Source data
>> begin

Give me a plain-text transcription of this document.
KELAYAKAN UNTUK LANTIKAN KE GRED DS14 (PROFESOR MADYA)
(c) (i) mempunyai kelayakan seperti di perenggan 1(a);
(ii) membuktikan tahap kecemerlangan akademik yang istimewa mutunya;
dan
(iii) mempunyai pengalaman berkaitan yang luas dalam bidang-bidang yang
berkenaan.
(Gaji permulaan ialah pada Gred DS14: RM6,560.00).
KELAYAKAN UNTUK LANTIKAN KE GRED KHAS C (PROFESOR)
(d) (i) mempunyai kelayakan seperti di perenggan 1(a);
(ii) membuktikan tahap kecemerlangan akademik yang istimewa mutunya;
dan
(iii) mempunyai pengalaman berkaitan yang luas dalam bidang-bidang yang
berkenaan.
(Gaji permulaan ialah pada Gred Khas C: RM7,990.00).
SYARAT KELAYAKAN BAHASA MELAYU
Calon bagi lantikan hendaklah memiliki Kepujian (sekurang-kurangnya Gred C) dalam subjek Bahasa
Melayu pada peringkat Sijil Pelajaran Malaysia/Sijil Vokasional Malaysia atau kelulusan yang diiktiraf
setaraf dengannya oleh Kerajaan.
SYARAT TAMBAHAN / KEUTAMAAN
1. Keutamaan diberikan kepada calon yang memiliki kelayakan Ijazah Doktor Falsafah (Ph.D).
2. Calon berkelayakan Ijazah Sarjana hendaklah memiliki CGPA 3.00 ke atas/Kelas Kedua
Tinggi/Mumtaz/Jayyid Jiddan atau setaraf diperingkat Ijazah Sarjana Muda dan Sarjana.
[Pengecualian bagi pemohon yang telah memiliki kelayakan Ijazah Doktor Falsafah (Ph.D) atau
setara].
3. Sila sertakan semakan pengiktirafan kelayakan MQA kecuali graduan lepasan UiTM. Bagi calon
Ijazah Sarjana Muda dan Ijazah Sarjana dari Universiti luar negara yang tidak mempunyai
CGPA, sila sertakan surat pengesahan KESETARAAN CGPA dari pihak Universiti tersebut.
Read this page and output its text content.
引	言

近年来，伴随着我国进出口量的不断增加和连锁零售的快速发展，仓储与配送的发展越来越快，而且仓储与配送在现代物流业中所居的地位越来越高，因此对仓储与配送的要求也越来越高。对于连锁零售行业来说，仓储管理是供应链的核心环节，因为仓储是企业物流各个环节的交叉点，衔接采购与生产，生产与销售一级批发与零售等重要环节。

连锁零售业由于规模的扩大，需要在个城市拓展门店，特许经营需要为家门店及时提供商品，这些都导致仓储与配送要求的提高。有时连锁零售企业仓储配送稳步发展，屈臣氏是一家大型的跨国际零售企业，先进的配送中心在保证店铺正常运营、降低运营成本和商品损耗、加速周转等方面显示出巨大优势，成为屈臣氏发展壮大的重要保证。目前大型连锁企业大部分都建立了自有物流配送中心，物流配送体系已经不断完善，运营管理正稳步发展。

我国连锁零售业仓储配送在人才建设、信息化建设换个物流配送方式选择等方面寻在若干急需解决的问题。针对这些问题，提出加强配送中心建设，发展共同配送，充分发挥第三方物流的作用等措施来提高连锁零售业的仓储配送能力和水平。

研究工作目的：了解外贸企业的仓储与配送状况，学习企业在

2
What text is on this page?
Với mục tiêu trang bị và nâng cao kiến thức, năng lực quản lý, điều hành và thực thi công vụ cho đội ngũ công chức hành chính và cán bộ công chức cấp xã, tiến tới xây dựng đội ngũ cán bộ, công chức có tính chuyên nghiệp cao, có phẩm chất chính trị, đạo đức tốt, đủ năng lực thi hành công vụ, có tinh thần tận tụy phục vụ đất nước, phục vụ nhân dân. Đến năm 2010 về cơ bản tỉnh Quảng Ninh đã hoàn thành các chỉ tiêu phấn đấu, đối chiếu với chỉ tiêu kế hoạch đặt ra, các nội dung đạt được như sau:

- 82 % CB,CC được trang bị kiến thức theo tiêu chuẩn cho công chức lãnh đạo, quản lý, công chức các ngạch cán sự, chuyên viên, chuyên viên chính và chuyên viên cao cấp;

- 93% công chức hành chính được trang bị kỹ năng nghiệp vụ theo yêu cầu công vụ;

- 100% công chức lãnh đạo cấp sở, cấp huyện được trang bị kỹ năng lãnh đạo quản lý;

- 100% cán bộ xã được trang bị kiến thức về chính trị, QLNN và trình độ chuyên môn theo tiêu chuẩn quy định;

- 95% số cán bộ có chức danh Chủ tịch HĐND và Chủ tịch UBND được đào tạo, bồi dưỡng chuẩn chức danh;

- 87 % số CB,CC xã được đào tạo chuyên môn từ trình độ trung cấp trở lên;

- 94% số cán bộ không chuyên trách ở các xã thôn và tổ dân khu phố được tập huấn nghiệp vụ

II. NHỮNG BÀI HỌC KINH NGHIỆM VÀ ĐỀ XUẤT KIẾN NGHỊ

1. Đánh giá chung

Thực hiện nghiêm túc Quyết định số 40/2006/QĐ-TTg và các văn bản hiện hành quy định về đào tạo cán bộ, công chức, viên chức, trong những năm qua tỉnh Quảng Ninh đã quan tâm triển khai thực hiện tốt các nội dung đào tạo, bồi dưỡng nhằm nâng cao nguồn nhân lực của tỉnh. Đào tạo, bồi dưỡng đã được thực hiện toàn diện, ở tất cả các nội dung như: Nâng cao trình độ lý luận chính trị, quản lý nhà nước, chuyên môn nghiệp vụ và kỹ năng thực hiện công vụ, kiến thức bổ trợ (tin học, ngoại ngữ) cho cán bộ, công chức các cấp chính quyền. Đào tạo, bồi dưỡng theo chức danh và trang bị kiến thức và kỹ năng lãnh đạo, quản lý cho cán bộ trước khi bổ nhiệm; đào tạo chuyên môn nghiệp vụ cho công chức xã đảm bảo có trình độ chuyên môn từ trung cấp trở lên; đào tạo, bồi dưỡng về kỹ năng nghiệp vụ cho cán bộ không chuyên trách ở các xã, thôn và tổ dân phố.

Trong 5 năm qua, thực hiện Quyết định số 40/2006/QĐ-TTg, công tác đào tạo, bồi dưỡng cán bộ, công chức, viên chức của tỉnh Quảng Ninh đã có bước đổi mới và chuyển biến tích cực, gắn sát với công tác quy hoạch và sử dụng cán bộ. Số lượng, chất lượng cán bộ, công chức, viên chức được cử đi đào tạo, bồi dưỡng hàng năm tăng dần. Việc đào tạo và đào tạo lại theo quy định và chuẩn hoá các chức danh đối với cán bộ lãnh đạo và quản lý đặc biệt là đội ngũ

>> end

Gather every line from the entries above where the word "UNTUK" appears, and copy them.

**Task result**
KELAYAKAN UNTUK LANTIKAN KE GRED DS14 (PROFESOR MADYA)
KELAYAKAN UNTUK LANTIKAN KE GRED KHAS C (PROFESOR)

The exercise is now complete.